[THE TASK] Give the data again, word for word.

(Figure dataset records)
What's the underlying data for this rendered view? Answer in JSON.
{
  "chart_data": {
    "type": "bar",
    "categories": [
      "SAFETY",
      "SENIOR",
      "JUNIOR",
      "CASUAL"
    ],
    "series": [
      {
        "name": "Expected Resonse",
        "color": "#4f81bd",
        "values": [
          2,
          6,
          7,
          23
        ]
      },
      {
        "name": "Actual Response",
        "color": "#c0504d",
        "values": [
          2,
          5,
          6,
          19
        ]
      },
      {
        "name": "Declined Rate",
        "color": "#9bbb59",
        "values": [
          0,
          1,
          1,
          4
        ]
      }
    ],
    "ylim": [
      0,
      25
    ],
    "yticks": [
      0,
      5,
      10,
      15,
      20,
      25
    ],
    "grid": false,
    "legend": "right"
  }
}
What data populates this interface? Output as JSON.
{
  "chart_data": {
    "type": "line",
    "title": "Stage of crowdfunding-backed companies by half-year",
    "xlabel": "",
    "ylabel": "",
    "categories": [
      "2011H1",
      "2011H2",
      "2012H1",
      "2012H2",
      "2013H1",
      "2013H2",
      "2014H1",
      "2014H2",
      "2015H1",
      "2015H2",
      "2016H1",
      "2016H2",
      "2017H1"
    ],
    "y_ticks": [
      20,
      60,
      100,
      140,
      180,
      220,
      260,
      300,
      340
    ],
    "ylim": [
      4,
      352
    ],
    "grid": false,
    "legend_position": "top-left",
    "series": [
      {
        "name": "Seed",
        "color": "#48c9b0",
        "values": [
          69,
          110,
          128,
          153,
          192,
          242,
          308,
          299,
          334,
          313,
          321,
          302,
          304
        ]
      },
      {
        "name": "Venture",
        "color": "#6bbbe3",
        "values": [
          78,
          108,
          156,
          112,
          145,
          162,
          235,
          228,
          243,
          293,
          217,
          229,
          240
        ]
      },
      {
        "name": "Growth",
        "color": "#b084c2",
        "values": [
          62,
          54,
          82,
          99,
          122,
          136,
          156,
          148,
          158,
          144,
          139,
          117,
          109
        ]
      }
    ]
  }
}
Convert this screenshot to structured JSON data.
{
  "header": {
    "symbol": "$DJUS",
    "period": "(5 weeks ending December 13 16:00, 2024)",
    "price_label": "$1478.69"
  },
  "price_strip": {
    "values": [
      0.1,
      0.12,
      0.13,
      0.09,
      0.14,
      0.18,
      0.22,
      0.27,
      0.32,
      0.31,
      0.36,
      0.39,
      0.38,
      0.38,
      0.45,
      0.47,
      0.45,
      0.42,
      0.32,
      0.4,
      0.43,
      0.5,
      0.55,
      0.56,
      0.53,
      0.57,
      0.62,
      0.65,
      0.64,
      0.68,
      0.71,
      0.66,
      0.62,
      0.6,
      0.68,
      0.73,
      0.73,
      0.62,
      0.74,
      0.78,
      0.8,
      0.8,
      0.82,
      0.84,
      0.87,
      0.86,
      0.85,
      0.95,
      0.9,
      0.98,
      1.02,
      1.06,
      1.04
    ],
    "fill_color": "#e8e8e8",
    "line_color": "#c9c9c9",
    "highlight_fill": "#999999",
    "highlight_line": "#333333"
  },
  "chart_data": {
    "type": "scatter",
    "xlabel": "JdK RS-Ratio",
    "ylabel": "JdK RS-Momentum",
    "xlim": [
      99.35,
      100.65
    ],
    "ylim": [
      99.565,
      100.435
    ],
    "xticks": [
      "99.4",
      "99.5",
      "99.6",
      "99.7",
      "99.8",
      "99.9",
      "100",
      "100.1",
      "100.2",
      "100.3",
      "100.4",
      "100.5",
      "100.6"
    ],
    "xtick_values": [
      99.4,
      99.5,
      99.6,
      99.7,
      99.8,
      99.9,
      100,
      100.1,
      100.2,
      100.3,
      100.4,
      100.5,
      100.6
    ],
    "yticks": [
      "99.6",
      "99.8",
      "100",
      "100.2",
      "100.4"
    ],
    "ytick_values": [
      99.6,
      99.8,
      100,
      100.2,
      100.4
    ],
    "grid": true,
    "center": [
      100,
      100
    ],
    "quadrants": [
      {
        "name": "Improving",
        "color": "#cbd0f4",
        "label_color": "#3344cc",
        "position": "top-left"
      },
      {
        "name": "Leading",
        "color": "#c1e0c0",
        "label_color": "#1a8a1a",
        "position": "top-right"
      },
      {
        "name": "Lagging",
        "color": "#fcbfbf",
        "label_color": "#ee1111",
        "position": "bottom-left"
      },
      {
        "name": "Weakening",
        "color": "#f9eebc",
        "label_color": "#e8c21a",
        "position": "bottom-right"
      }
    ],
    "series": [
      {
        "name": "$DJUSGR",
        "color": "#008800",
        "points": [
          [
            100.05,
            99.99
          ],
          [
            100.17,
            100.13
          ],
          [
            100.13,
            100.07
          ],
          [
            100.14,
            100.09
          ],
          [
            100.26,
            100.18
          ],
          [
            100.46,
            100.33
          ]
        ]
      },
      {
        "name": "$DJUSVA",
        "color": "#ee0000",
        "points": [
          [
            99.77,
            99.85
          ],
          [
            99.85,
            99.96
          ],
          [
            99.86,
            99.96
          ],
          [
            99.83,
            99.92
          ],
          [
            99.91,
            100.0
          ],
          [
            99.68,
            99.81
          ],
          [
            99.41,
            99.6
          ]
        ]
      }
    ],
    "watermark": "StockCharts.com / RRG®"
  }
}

[ANSWER IN FULL]
What's the underlying data for this rendered view? Answer in JSON.
{
  "chart_data": {
    "type": "bar",
    "categories": [
      "SAFETY",
      "SENIOR",
      "JUNIOR",
      "CASUAL"
    ],
    "series": [
      {
        "name": "Expected Resonse",
        "color": "#4f81bd",
        "values": [
          2,
          6,
          7,
          23
        ]
      },
      {
        "name": "Actual Response",
        "color": "#c0504d",
        "values": [
          2,
          5,
          6,
          19
        ]
      },
      {
        "name": "Declined Rate",
        "color": "#9bbb59",
        "values": [
          0,
          1,
          1,
          4
        ]
      }
    ],
    "ylim": [
      0,
      25
    ],
    "yticks": [
      0,
      5,
      10,
      15,
      20,
      25
    ],
    "grid": false,
    "legend": "right"
  }
}
What data populates this interface? Output as JSON.
{
  "chart_data": {
    "type": "line",
    "title": "Stage of crowdfunding-backed companies by half-year",
    "xlabel": "",
    "ylabel": "",
    "categories": [
      "2011H1",
      "2011H2",
      "2012H1",
      "2012H2",
      "2013H1",
      "2013H2",
      "2014H1",
      "2014H2",
      "2015H1",
      "2015H2",
      "2016H1",
      "2016H2",
      "2017H1"
    ],
    "y_ticks": [
      20,
      60,
      100,
      140,
      180,
      220,
      260,
      300,
      340
    ],
    "ylim": [
      4,
      352
    ],
    "grid": false,
    "legend_position": "top-left",
    "series": [
      {
        "name": "Seed",
        "color": "#48c9b0",
        "values": [
          69,
          110,
          128,
          153,
          192,
          242,
          308,
          299,
          334,
          313,
          321,
          302,
          304
        ]
      },
      {
        "name": "Venture",
        "color": "#6bbbe3",
        "values": [
          78,
          108,
          156,
          112,
          145,
          162,
          235,
          228,
          243,
          293,
          217,
          229,
          240
        ]
      },
      {
        "name": "Growth",
        "color": "#b084c2",
        "values": [
          62,
          54,
          82,
          99,
          122,
          136,
          156,
          148,
          158,
          144,
          139,
          117,
          109
        ]
      }
    ]
  }
}
Convert this screenshot to structured JSON data.
{
  "header": {
    "symbol": "$DJUS",
    "period": "(5 weeks ending December 13 16:00, 2024)",
    "price_label": "$1478.69"
  },
  "price_strip": {
    "values": [
      0.1,
      0.12,
      0.13,
      0.09,
      0.14,
      0.18,
      0.22,
      0.27,
      0.32,
      0.31,
      0.36,
      0.39,
      0.38,
      0.38,
      0.45,
      0.47,
      0.45,
      0.42,
      0.32,
      0.4,
      0.43,
      0.5,
      0.55,
      0.56,
      0.53,
      0.57,
      0.62,
      0.65,
      0.64,
      0.68,
      0.71,
      0.66,
      0.62,
      0.6,
      0.68,
      0.73,
      0.73,
      0.62,
      0.74,
      0.78,
      0.8,
      0.8,
      0.82,
      0.84,
      0.87,
      0.86,
      0.85,
      0.95,
      0.9,
      0.98,
      1.02,
      1.06,
      1.04
    ],
    "fill_color": "#e8e8e8",
    "line_color": "#c9c9c9",
    "highlight_fill": "#999999",
    "highlight_line": "#333333"
  },
  "chart_data": {
    "type": "scatter",
    "xlabel": "JdK RS-Ratio",
    "ylabel": "JdK RS-Momentum",
    "xlim": [
      99.35,
      100.65
    ],
    "ylim": [
      99.565,
      100.435
    ],
    "xticks": [
      "99.4",
      "99.5",
      "99.6",
      "99.7",
      "99.8",
      "99.9",
      "100",
      "100.1",
      "100.2",
      "100.3",
      "100.4",
      "100.5",
      "100.6"
    ],
    "xtick_values": [
      99.4,
      99.5,
      99.6,
      99.7,
      99.8,
      99.9,
      100,
      100.1,
      100.2,
      100.3,
      100.4,
      100.5,
      100.6
    ],
    "yticks": [
      "99.6",
      "99.8",
      "100",
      "100.2",
      "100.4"
    ],
    "ytick_values": [
      99.6,
      99.8,
      100,
      100.2,
      100.4
    ],
    "grid": true,
    "center": [
      100,
      100
    ],
    "quadrants": [
      {
        "name": "Improving",
        "color": "#cbd0f4",
        "label_color": "#3344cc",
        "position": "top-left"
      },
      {
        "name": "Leading",
        "color": "#c1e0c0",
        "label_color": "#1a8a1a",
        "position": "top-right"
      },
      {
        "name": "Lagging",
        "color": "#fcbfbf",
        "label_color": "#ee1111",
        "position": "bottom-left"
      },
      {
        "name": "Weakening",
        "color": "#f9eebc",
        "label_color": "#e8c21a",
        "position": "bottom-right"
      }
    ],
    "series": [
      {
        "name": "$DJUSGR",
        "color": "#008800",
        "points": [
          [
            100.05,
            99.99
          ],
          [
            100.17,
            100.13
          ],
          [
            100.13,
            100.07
          ],
          [
            100.14,
            100.09
          ],
          [
            100.26,
            100.18
          ],
          [
            100.46,
            100.33
          ]
        ]
      },
      {
        "name": "$DJUSVA",
        "color": "#ee0000",
        "points": [
          [
            99.77,
            99.85
          ],
          [
            99.85,
            99.96
          ],
          [
            99.86,
            99.96
          ],
          [
            99.83,
            99.92
          ],
          [
            99.91,
            100.0
          ],
          [
            99.68,
            99.81
          ],
          [
            99.41,
            99.6
          ]
        ]
      }
    ],
    "watermark": "StockCharts.com / RRG®"
  }
}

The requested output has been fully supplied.